→ **DIRECTION**: The records below must be retyped exactly.

====

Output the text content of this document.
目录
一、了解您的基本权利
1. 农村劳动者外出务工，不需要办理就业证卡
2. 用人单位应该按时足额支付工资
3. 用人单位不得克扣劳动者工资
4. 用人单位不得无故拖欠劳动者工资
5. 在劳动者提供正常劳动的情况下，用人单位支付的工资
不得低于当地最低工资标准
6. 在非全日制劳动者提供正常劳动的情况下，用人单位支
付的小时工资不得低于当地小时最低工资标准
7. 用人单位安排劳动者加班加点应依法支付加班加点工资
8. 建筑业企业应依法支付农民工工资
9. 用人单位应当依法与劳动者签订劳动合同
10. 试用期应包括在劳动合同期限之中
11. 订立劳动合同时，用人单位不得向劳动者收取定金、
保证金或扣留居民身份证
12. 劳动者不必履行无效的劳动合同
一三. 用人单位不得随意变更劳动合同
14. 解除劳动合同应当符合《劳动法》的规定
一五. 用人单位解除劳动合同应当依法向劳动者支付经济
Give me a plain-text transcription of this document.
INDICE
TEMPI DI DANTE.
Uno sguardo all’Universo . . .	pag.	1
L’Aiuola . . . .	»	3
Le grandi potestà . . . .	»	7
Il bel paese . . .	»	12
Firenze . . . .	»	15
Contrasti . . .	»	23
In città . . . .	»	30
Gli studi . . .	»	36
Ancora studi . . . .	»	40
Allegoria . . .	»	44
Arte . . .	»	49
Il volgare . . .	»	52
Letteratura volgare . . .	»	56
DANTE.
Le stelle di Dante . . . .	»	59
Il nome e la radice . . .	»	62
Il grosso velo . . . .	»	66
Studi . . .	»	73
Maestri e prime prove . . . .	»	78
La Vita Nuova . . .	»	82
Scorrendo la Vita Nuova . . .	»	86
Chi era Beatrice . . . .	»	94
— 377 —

====

→ **ANSWER TO THE PROBLEM**:
Output the text content of this document.
目录
一、了解您的基本权利
1. 农村劳动者外出务工，不需要办理就业证卡
2. 用人单位应该按时足额支付工资
3. 用人单位不得克扣劳动者工资
4. 用人单位不得无故拖欠劳动者工资
5. 在劳动者提供正常劳动的情况下，用人单位支付的工资
不得低于当地最低工资标准
6. 在非全日制劳动者提供正常劳动的情况下，用人单位支
付的小时工资不得低于当地小时最低工资标准
7. 用人单位安排劳动者加班加点应依法支付加班加点工资
8. 建筑业企业应依法支付农民工工资
9. 用人单位应当依法与劳动者签订劳动合同
10. 试用期应包括在劳动合同期限之中
11. 订立劳动合同时，用人单位不得向劳动者收取定金、
保证金或扣留居民身份证
12. 劳动者不必履行无效的劳动合同
一三. 用人单位不得随意变更劳动合同
14. 解除劳动合同应当符合《劳动法》的规定
一五. 用人单位解除劳动合同应当依法向劳动者支付经济
Give me a plain-text transcription of this document.
INDICE
TEMPI DI DANTE.
Uno sguardo all’Universo . . .	pag.	1
L’Aiuola . . . .	»	3
Le grandi potestà . . . .	»	7
Il bel paese . . .	»	12
Firenze . . . .	»	15
Contrasti . . .	»	23
In città . . . .	»	30
Gli studi . . .	»	36
Ancora studi . . . .	»	40
Allegoria . . .	»	44
Arte . . .	»	49
Il volgare . . .	»	52
Letteratura volgare . . .	»	56
DANTE.
Le stelle di Dante . . . .	»	59
Il nome e la radice . . .	»	62
Il grosso velo . . . .	»	66
Studi . . .	»	73
Maestri e prime prove . . . .	»	78
La Vita Nuova . . .	»	82
Scorrendo la Vita Nuova . . .	»	86
Chi era Beatrice . . . .	»	94
— 377 —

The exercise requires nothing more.